** Start of INFORMATION PROVIDED **

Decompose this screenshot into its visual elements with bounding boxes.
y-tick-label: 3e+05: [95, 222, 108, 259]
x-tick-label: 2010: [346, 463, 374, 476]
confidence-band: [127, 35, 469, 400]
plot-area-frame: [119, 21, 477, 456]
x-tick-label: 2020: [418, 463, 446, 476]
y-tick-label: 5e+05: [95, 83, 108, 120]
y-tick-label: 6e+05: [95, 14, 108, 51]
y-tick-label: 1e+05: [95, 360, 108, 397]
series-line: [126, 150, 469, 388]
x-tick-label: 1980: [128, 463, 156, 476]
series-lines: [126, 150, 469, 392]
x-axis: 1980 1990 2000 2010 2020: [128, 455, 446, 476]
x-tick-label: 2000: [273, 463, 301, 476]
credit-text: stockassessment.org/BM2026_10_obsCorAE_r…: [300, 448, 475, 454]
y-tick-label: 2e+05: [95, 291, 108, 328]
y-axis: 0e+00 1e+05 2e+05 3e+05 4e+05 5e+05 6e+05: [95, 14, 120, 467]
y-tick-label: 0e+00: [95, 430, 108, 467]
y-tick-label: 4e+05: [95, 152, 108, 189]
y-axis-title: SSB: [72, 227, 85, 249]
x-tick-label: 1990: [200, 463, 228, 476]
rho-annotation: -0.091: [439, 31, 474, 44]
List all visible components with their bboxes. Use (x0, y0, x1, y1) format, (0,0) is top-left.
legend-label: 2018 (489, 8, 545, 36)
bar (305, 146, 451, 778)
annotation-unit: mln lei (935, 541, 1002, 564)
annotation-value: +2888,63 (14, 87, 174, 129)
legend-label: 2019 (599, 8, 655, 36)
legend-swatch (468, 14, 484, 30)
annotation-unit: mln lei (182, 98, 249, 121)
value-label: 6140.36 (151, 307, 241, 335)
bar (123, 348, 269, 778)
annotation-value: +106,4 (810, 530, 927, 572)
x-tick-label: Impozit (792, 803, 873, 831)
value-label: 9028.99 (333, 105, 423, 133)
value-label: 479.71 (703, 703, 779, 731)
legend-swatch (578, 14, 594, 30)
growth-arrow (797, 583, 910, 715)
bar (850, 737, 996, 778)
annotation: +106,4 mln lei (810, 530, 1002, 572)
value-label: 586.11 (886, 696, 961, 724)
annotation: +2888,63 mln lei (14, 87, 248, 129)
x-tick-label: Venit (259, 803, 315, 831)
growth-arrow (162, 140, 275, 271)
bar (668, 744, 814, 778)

** End of INFORMATION PROVIDED **

WHAT YOU WILL DO:
Could you print this whole listing again, every line reproduced without a single change?

RESPONSE:
Decompose this screenshot into its visual elements with bounding boxes.
y-tick-label: 3e+05: [95, 222, 108, 259]
x-tick-label: 2010: [346, 463, 374, 476]
confidence-band: [127, 35, 469, 400]
plot-area-frame: [119, 21, 477, 456]
x-tick-label: 2020: [418, 463, 446, 476]
y-tick-label: 5e+05: [95, 83, 108, 120]
y-tick-label: 6e+05: [95, 14, 108, 51]
y-tick-label: 1e+05: [95, 360, 108, 397]
series-line: [126, 150, 469, 388]
x-tick-label: 1980: [128, 463, 156, 476]
series-lines: [126, 150, 469, 392]
x-axis: 1980 1990 2000 2010 2020: [128, 455, 446, 476]
x-tick-label: 2000: [273, 463, 301, 476]
credit-text: stockassessment.org/BM2026_10_obsCorAE_r…: [300, 448, 475, 454]
y-tick-label: 2e+05: [95, 291, 108, 328]
y-axis: 0e+00 1e+05 2e+05 3e+05 4e+05 5e+05 6e+05: [95, 14, 120, 467]
y-tick-label: 0e+00: [95, 430, 108, 467]
y-tick-label: 4e+05: [95, 152, 108, 189]
y-axis-title: SSB: [72, 227, 85, 249]
x-tick-label: 1990: [200, 463, 228, 476]
rho-annotation: -0.091: [439, 31, 474, 44]
List all visible components with their bboxes. Use (x0, y0, x1, y1) format, (0,0) is top-left.
legend-label: 2018 (489, 8, 545, 36)
bar (305, 146, 451, 778)
annotation-unit: mln lei (935, 541, 1002, 564)
annotation-value: +2888,63 (14, 87, 174, 129)
legend-label: 2019 (599, 8, 655, 36)
legend-swatch (468, 14, 484, 30)
annotation-unit: mln lei (182, 98, 249, 121)
value-label: 6140.36 (151, 307, 241, 335)
bar (123, 348, 269, 778)
annotation-value: +106,4 (810, 530, 927, 572)
x-tick-label: Impozit (792, 803, 873, 831)
value-label: 9028.99 (333, 105, 423, 133)
value-label: 479.71 (703, 703, 779, 731)
legend-swatch (578, 14, 594, 30)
growth-arrow (797, 583, 910, 715)
bar (850, 737, 996, 778)
annotation: +106,4 mln lei (810, 530, 1002, 572)
value-label: 586.11 (886, 696, 961, 724)
annotation: +2888,63 mln lei (14, 87, 248, 129)
x-tick-label: Venit (259, 803, 315, 831)
growth-arrow (162, 140, 275, 271)
bar (668, 744, 814, 778)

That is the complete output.